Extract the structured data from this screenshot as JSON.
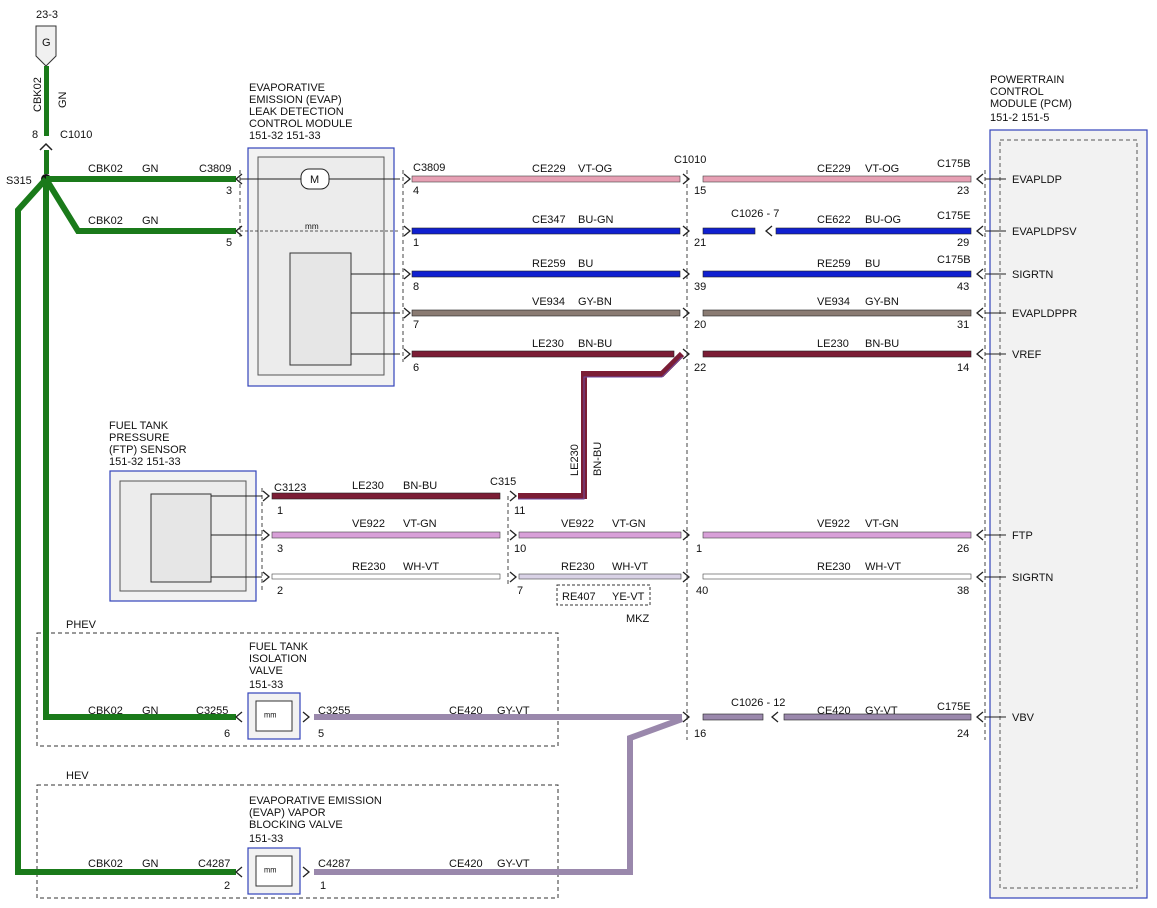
{
  "ground": {
    "ref": "23-3",
    "letter": "G",
    "wire": "CBK02",
    "color": "GN",
    "pin": "8",
    "connector": "C1010",
    "splice": "S315"
  },
  "modules": {
    "evap_ldcm": {
      "lines": [
        "EVAPORATIVE",
        "EMISSION (EVAP)",
        "LEAK DETECTION",
        "CONTROL MODULE",
        "151-32  151-33"
      ]
    },
    "ftp": {
      "lines": [
        "FUEL TANK",
        "PRESSURE",
        "(FTP) SENSOR",
        "151-32  151-33"
      ]
    },
    "pcm": {
      "lines": [
        "POWERTRAIN",
        "CONTROL",
        "MODULE (PCM)",
        "151-2  151-5"
      ]
    },
    "ftiv": {
      "lines": [
        "FUEL TANK",
        "ISOLATION",
        "VALVE",
        "151-33"
      ]
    },
    "vbv": {
      "lines": [
        "EVAPORATIVE EMISSION",
        "(EVAP) VAPOR",
        "BLOCKING VALVE",
        "151-33"
      ]
    }
  },
  "regions": {
    "phev": "PHEV",
    "hev": "HEV"
  },
  "pcm_pins": [
    "EVAPLDP",
    "EVAPLDPSV",
    "SIGRTN",
    "EVAPLDPPR",
    "VREF",
    "FTP",
    "SIGRTN",
    "VBV"
  ],
  "texts": {
    "cbk02": "CBK02",
    "gn": "GN",
    "c3809": "C3809",
    "c1010": "C1010",
    "c175b": "C175B",
    "c175e": "C175E",
    "c1026_7": "C1026  -  7",
    "c1026_12": "C1026  -  12",
    "c3123": "C3123",
    "c315": "C315",
    "c3255": "C3255",
    "c4287": "C4287",
    "ce229": "CE229",
    "vt_og": "VT-OG",
    "ce347": "CE347",
    "bu_gn": "BU-GN",
    "ce622": "CE622",
    "bu_og": "BU-OG",
    "re259": "RE259",
    "bu": "BU",
    "ve934": "VE934",
    "gy_bn": "GY-BN",
    "le230": "LE230",
    "bn_bu": "BN-BU",
    "ve922": "VE922",
    "vt_gn": "VT-GN",
    "re230": "RE230",
    "wh_vt": "WH-VT",
    "re407": "RE407",
    "ye_vt": "YE-VT",
    "mkz": "MKZ",
    "ce420": "CE420",
    "gy_vt": "GY-VT"
  },
  "pins": {
    "p3": "3",
    "p5": "5",
    "p4": "4",
    "p1": "1",
    "p8": "8",
    "p7": "7",
    "p6": "6",
    "p15": "15",
    "p21": "21",
    "p39": "39",
    "p20": "20",
    "p22": "22",
    "p23": "23",
    "p29": "29",
    "p43": "43",
    "p31": "31",
    "p14": "14",
    "f1": "1",
    "f3": "3",
    "f2": "2",
    "p11": "11",
    "p10": "10",
    "q7": "7",
    "q1": "1",
    "p40": "40",
    "p26": "26",
    "p38": "38",
    "v6": "6",
    "v5": "5",
    "v16": "16",
    "v24": "24",
    "h2": "2",
    "h1": "1"
  },
  "wire_colors": {
    "green": "#1a7a1a",
    "pink": "#e7a0b4",
    "blue": "#1020d0",
    "gray_brown": "#8a7b72",
    "maroon": "#7b1d35",
    "violet_green": "#d8a0d8",
    "white_violet": "#d9d2e6",
    "gray_violet": "#9a88ac"
  }
}
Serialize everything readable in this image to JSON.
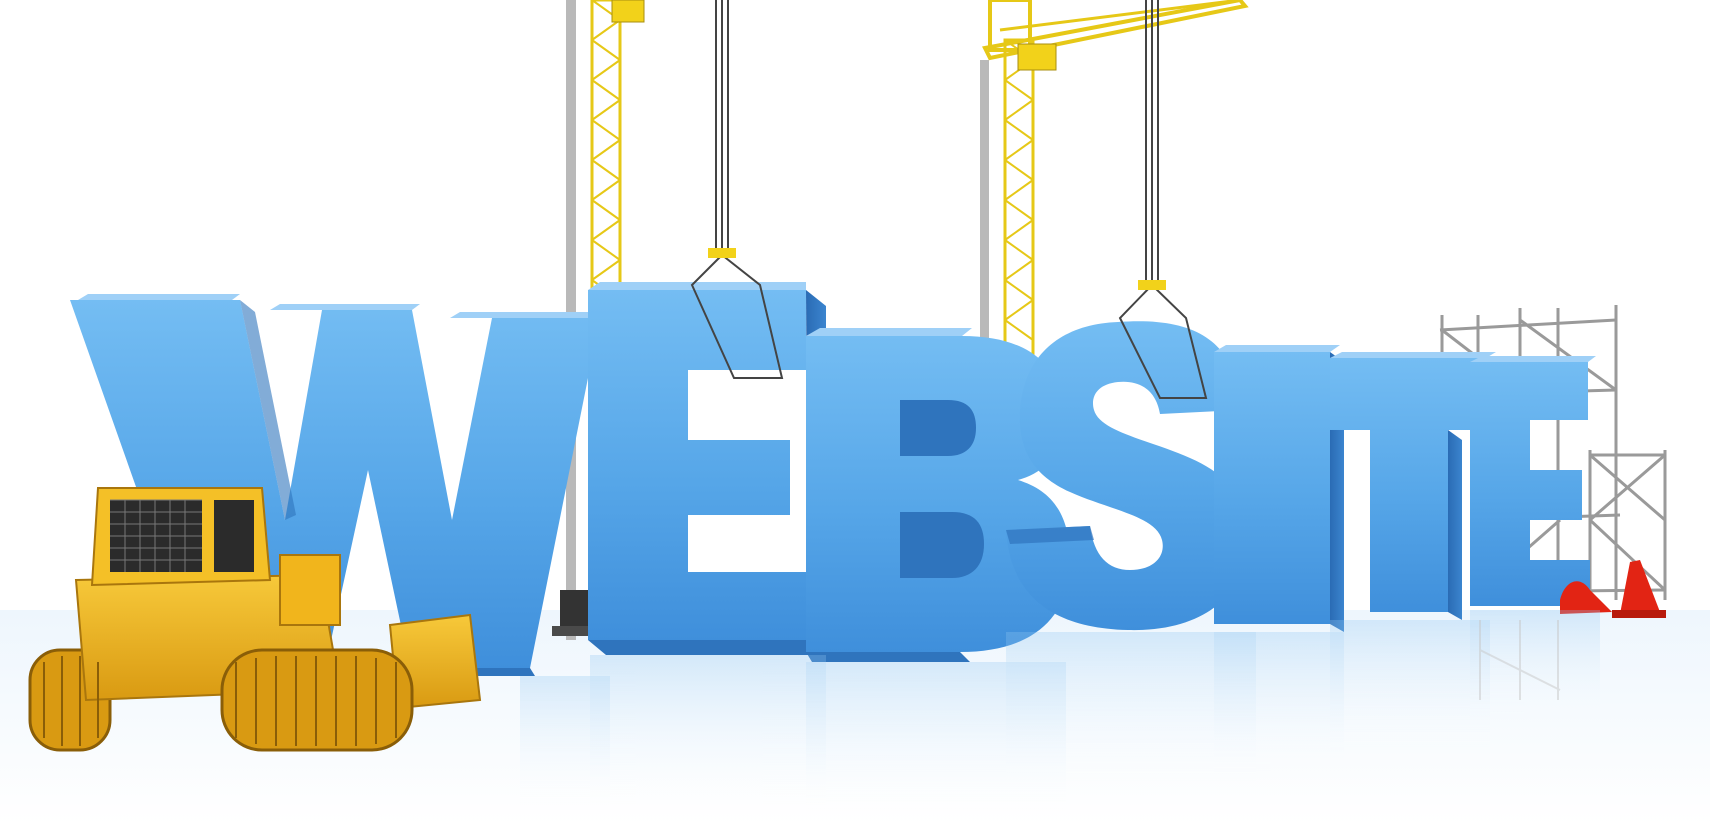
{
  "scene": {
    "headline": "WEBSITE",
    "letters": [
      "W",
      "E",
      "B",
      "S",
      "I",
      "T",
      "E"
    ],
    "colors": {
      "letter_face": "#5aaaea",
      "letter_side": "#2f74bd",
      "letter_top": "#9fd0f7",
      "crane": "#f2d21a",
      "bulldozer": "#f1b51c",
      "scaffold": "#9a9a9a",
      "cone": "#e22414",
      "background": "#ffffff"
    },
    "objects": [
      "bulldozer",
      "tower-crane-left",
      "tower-crane-right",
      "scaffolding",
      "traffic-cone",
      "lifting-cables"
    ]
  }
}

» Stated task
Without including any picture, retype the entries exactly.

» Reply to the task
Extract the structured data from this screenshot as JSON.
{
  "ground": {
    "ref": "23-3",
    "letter": "G",
    "wire": "CBK02",
    "color": "GN",
    "pin": "8",
    "connector": "C1010",
    "splice": "S315"
  },
  "modules": {
    "evap_ldcm": {
      "lines": [
        "EVAPORATIVE",
        "EMISSION (EVAP)",
        "LEAK DETECTION",
        "CONTROL MODULE",
        "151-32  151-33"
      ]
    },
    "ftp": {
      "lines": [
        "FUEL TANK",
        "PRESSURE",
        "(FTP) SENSOR",
        "151-32  151-33"
      ]
    },
    "pcm": {
      "lines": [
        "POWERTRAIN",
        "CONTROL",
        "MODULE (PCM)",
        "151-2  151-5"
      ]
    },
    "ftiv": {
      "lines": [
        "FUEL TANK",
        "ISOLATION",
        "VALVE",
        "151-33"
      ]
    },
    "vbv": {
      "lines": [
        "EVAPORATIVE EMISSION",
        "(EVAP) VAPOR",
        "BLOCKING VALVE",
        "151-33"
      ]
    }
  },
  "regions": {
    "phev": "PHEV",
    "hev": "HEV"
  },
  "pcm_pins": [
    "EVAPLDP",
    "EVAPLDPSV",
    "SIGRTN",
    "EVAPLDPPR",
    "VREF",
    "FTP",
    "SIGRTN",
    "VBV"
  ],
  "texts": {
    "cbk02": "CBK02",
    "gn": "GN",
    "c3809": "C3809",
    "c1010": "C1010",
    "c175b": "C175B",
    "c175e": "C175E",
    "c1026_7": "C1026  -  7",
    "c1026_12": "C1026  -  12",
    "c3123": "C3123",
    "c315": "C315",
    "c3255": "C3255",
    "c4287": "C4287",
    "ce229": "CE229",
    "vt_og": "VT-OG",
    "ce347": "CE347",
    "bu_gn": "BU-GN",
    "ce622": "CE622",
    "bu_og": "BU-OG",
    "re259": "RE259",
    "bu": "BU",
    "ve934": "VE934",
    "gy_bn": "GY-BN",
    "le230": "LE230",
    "bn_bu": "BN-BU",
    "ve922": "VE922",
    "vt_gn": "VT-GN",
    "re230": "RE230",
    "wh_vt": "WH-VT",
    "re407": "RE407",
    "ye_vt": "YE-VT",
    "mkz": "MKZ",
    "ce420": "CE420",
    "gy_vt": "GY-VT"
  },
  "pins": {
    "p3": "3",
    "p5": "5",
    "p4": "4",
    "p1": "1",
    "p8": "8",
    "p7": "7",
    "p6": "6",
    "p15": "15",
    "p21": "21",
    "p39": "39",
    "p20": "20",
    "p22": "22",
    "p23": "23",
    "p29": "29",
    "p43": "43",
    "p31": "31",
    "p14": "14",
    "f1": "1",
    "f3": "3",
    "f2": "2",
    "p11": "11",
    "p10": "10",
    "q7": "7",
    "q1": "1",
    "p40": "40",
    "p26": "26",
    "p38": "38",
    "v6": "6",
    "v5": "5",
    "v16": "16",
    "v24": "24",
    "h2": "2",
    "h1": "1"
  },
  "wire_colors": {
    "green": "#1a7a1a",
    "pink": "#e7a0b4",
    "blue": "#1020d0",
    "gray_brown": "#8a7b72",
    "maroon": "#7b1d35",
    "violet_green": "#d8a0d8",
    "white_violet": "#d9d2e6",
    "gray_violet": "#9a88ac"
  }
}
Serialize everything readable in this image to JSON.
{
  "scene": {
    "headline": "WEBSITE",
    "letters": [
      "W",
      "E",
      "B",
      "S",
      "I",
      "T",
      "E"
    ],
    "colors": {
      "letter_face": "#5aaaea",
      "letter_side": "#2f74bd",
      "letter_top": "#9fd0f7",
      "crane": "#f2d21a",
      "bulldozer": "#f1b51c",
      "scaffold": "#9a9a9a",
      "cone": "#e22414",
      "background": "#ffffff"
    },
    "objects": [
      "bulldozer",
      "tower-crane-left",
      "tower-crane-right",
      "scaffolding",
      "traffic-cone",
      "lifting-cables"
    ]
  }
}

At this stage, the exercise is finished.